> _Directions for this task_: Give a verbatim copy of the lines below, minus the pictures.

> _Provided material_:
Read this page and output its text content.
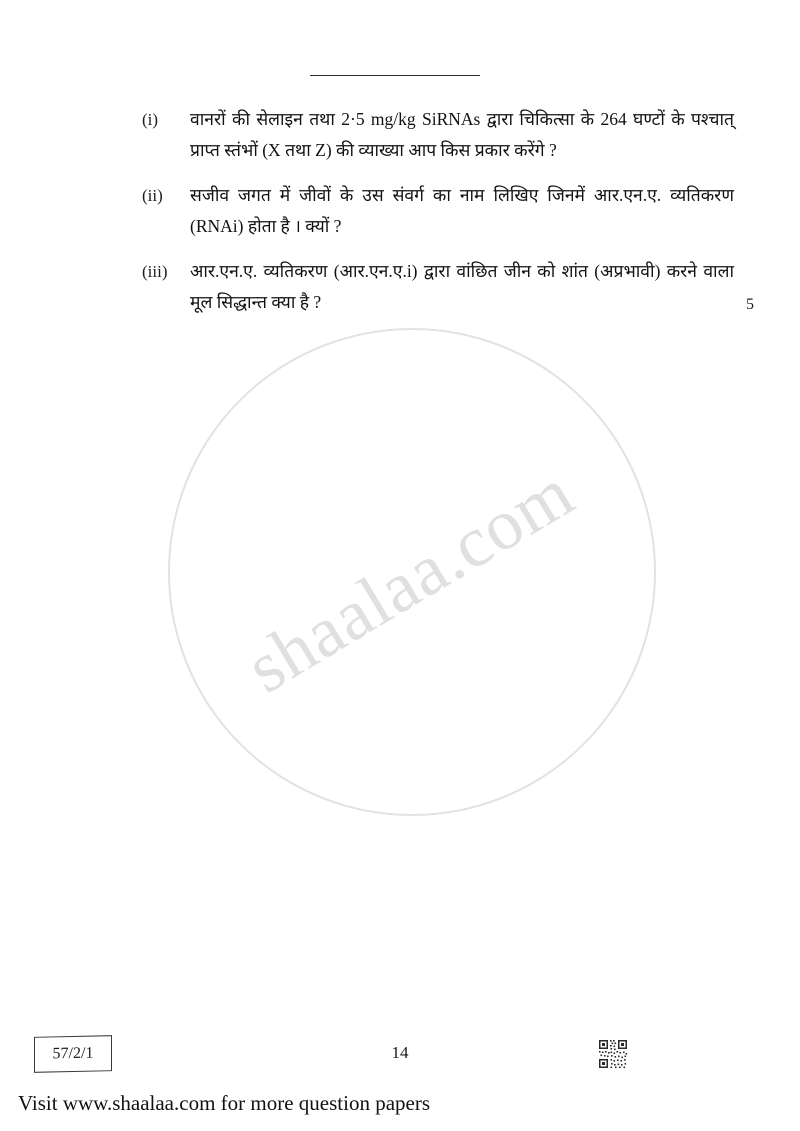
(i)	वानरों की सेलाइन तथा 2·5 mg/kg SiRNAs द्वारा चिकित्सा के 264 घण्टों के पश्चात् प्राप्त स्तंभों (X तथा Z) की व्याख्या आप किस प्रकार करेंगे ?
(ii)	सजीव जगत में जीवों के उस संवर्ग का नाम लिखिए जिनमें आर.एन.ए. व्यतिकरण (RNAi) होता है । क्यों ?
(iii)	आर.एन.ए. व्यतिकरण (आर.एन.ए.i) द्वारा वांछित जीन को शांत (अप्रभावी) करने वाला मूल सिद्धान्त क्या है ?	5
shaalaa.com
57/2/1	14
Visit www.shaalaa.com for more question papers
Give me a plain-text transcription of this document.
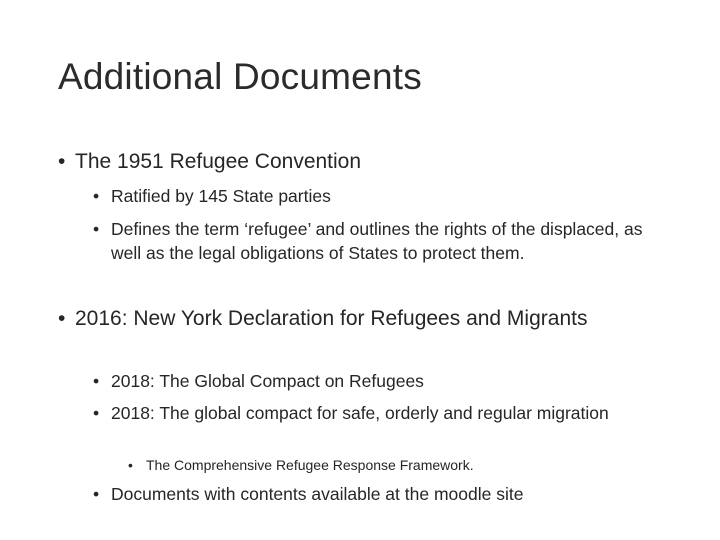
Additional Documents
• The 1951 Refugee Convention
• Ratified by 145 State parties
• Defines the term ‘refugee’ and outlines the rights of the displaced, as well as the legal obligations of States to protect them.
• 2016: New York Declaration for Refugees and Migrants
• 2018: The Global Compact on Refugees
• 2018: The global compact for safe, orderly and regular migration
• The Comprehensive Refugee Response Framework.
• Documents with contents available at the moodle site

> _Output of the task_:
Read this page and output its text content.
(i)	वानरों की सेलाइन तथा 2·5 mg/kg SiRNAs द्वारा चिकित्सा के 264 घण्टों के पश्चात् प्राप्त स्तंभों (X तथा Z) की व्याख्या आप किस प्रकार करेंगे ?
(ii)	सजीव जगत में जीवों के उस संवर्ग का नाम लिखिए जिनमें आर.एन.ए. व्यतिकरण (RNAi) होता है । क्यों ?
(iii)	आर.एन.ए. व्यतिकरण (आर.एन.ए.i) द्वारा वांछित जीन को शांत (अप्रभावी) करने वाला मूल सिद्धान्त क्या है ?	5
shaalaa.com
57/2/1	14
Visit www.shaalaa.com for more question papers
Give me a plain-text transcription of this document.
Additional Documents
• The 1951 Refugee Convention
• Ratified by 145 State parties
• Defines the term ‘refugee’ and outlines the rights of the displaced, as well as the legal obligations of States to protect them.
• 2016: New York Declaration for Refugees and Migrants
• 2018: The Global Compact on Refugees
• 2018: The global compact for safe, orderly and regular migration
• The Comprehensive Refugee Response Framework.
• Documents with contents available at the moodle site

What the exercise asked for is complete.